What the task asks —
Omit every picture, then give all the entries again exactly.
:::::
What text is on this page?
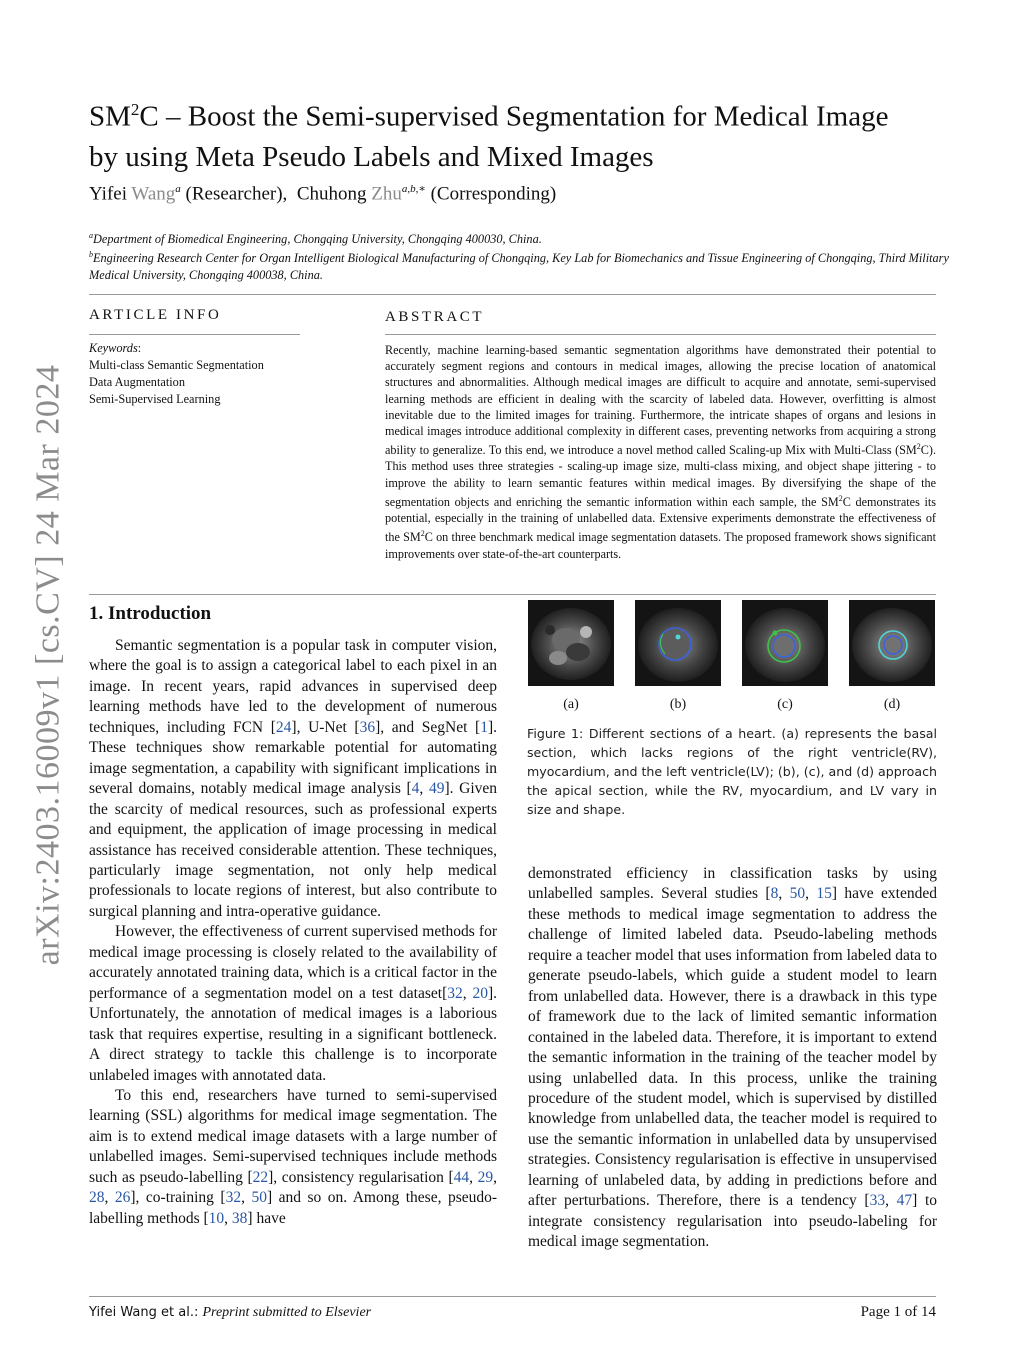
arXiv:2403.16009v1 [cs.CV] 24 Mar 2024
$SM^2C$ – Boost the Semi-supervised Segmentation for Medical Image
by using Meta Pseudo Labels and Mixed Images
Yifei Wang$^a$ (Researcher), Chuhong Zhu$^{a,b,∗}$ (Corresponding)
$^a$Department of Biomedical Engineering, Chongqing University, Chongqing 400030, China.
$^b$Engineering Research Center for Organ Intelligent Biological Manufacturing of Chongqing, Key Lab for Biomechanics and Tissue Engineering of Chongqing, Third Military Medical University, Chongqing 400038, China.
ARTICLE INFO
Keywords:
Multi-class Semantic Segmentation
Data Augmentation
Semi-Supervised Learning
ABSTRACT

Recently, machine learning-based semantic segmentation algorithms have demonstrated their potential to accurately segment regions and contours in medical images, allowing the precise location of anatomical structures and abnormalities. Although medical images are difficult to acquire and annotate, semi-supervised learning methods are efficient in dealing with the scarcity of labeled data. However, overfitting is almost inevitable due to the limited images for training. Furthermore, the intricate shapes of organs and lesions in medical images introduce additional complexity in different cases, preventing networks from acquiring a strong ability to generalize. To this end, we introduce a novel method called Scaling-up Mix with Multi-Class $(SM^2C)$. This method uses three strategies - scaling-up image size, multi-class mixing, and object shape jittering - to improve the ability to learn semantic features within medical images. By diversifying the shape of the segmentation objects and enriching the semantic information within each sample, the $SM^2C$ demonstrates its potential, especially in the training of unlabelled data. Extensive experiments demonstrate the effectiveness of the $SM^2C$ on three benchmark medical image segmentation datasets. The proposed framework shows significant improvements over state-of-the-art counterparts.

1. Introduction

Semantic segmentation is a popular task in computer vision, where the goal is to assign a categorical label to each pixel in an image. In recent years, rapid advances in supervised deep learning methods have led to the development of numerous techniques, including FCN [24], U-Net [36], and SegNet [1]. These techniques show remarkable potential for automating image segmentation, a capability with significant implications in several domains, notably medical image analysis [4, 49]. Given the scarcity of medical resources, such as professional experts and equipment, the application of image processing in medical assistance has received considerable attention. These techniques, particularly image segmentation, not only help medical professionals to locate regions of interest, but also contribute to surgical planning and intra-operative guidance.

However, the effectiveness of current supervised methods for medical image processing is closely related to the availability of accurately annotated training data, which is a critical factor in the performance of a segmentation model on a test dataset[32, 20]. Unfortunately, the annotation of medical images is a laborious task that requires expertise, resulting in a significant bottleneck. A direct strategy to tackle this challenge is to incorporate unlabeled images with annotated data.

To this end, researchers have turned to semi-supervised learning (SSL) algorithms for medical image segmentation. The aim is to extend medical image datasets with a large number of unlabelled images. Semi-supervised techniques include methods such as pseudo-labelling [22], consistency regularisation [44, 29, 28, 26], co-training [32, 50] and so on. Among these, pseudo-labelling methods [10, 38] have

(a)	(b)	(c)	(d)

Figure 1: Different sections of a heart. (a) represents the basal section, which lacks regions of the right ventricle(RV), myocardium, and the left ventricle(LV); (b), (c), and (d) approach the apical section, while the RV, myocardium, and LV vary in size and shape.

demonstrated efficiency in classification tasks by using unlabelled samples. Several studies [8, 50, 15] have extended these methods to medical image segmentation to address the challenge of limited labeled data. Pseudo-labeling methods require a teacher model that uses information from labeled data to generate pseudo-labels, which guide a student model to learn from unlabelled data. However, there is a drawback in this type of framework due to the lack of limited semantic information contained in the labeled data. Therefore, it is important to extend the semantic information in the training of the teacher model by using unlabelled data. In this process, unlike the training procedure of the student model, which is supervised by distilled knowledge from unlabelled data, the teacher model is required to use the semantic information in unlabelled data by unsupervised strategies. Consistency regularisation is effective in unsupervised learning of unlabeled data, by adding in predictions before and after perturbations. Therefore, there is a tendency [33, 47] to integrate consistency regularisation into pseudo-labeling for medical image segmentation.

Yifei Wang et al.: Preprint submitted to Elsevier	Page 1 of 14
:::::
Result of this task —
What text is on this page?
arXiv:2403.16009v1 [cs.CV] 24 Mar 2024
$SM^2C$ – Boost the Semi-supervised Segmentation for Medical Image
by using Meta Pseudo Labels and Mixed Images
Yifei Wang$^a$ (Researcher), Chuhong Zhu$^{a,b,∗}$ (Corresponding)
$^a$Department of Biomedical Engineering, Chongqing University, Chongqing 400030, China.
$^b$Engineering Research Center for Organ Intelligent Biological Manufacturing of Chongqing, Key Lab for Biomechanics and Tissue Engineering of Chongqing, Third Military Medical University, Chongqing 400038, China.
ARTICLE INFO
Keywords:
Multi-class Semantic Segmentation
Data Augmentation
Semi-Supervised Learning
ABSTRACT

Recently, machine learning-based semantic segmentation algorithms have demonstrated their potential to accurately segment regions and contours in medical images, allowing the precise location of anatomical structures and abnormalities. Although medical images are difficult to acquire and annotate, semi-supervised learning methods are efficient in dealing with the scarcity of labeled data. However, overfitting is almost inevitable due to the limited images for training. Furthermore, the intricate shapes of organs and lesions in medical images introduce additional complexity in different cases, preventing networks from acquiring a strong ability to generalize. To this end, we introduce a novel method called Scaling-up Mix with Multi-Class $(SM^2C)$. This method uses three strategies - scaling-up image size, multi-class mixing, and object shape jittering - to improve the ability to learn semantic features within medical images. By diversifying the shape of the segmentation objects and enriching the semantic information within each sample, the $SM^2C$ demonstrates its potential, especially in the training of unlabelled data. Extensive experiments demonstrate the effectiveness of the $SM^2C$ on three benchmark medical image segmentation datasets. The proposed framework shows significant improvements over state-of-the-art counterparts.

1. Introduction

Semantic segmentation is a popular task in computer vision, where the goal is to assign a categorical label to each pixel in an image. In recent years, rapid advances in supervised deep learning methods have led to the development of numerous techniques, including FCN [24], U-Net [36], and SegNet [1]. These techniques show remarkable potential for automating image segmentation, a capability with significant implications in several domains, notably medical image analysis [4, 49]. Given the scarcity of medical resources, such as professional experts and equipment, the application of image processing in medical assistance has received considerable attention. These techniques, particularly image segmentation, not only help medical professionals to locate regions of interest, but also contribute to surgical planning and intra-operative guidance.

However, the effectiveness of current supervised methods for medical image processing is closely related to the availability of accurately annotated training data, which is a critical factor in the performance of a segmentation model on a test dataset[32, 20]. Unfortunately, the annotation of medical images is a laborious task that requires expertise, resulting in a significant bottleneck. A direct strategy to tackle this challenge is to incorporate unlabeled images with annotated data.

To this end, researchers have turned to semi-supervised learning (SSL) algorithms for medical image segmentation. The aim is to extend medical image datasets with a large number of unlabelled images. Semi-supervised techniques include methods such as pseudo-labelling [22], consistency regularisation [44, 29, 28, 26], co-training [32, 50] and so on. Among these, pseudo-labelling methods [10, 38] have

(a)	(b)	(c)	(d)

Figure 1: Different sections of a heart. (a) represents the basal section, which lacks regions of the right ventricle(RV), myocardium, and the left ventricle(LV); (b), (c), and (d) approach the apical section, while the RV, myocardium, and LV vary in size and shape.

demonstrated efficiency in classification tasks by using unlabelled samples. Several studies [8, 50, 15] have extended these methods to medical image segmentation to address the challenge of limited labeled data. Pseudo-labeling methods require a teacher model that uses information from labeled data to generate pseudo-labels, which guide a student model to learn from unlabelled data. However, there is a drawback in this type of framework due to the lack of limited semantic information contained in the labeled data. Therefore, it is important to extend the semantic information in the training of the teacher model by using unlabelled data. In this process, unlike the training procedure of the student model, which is supervised by distilled knowledge from unlabelled data, the teacher model is required to use the semantic information in unlabelled data by unsupervised strategies. Consistency regularisation is effective in unsupervised learning of unlabeled data, by adding in predictions before and after perturbations. Therefore, there is a tendency [33, 47] to integrate consistency regularisation into pseudo-labeling for medical image segmentation.

Yifei Wang et al.: Preprint submitted to Elsevier	Page 1 of 14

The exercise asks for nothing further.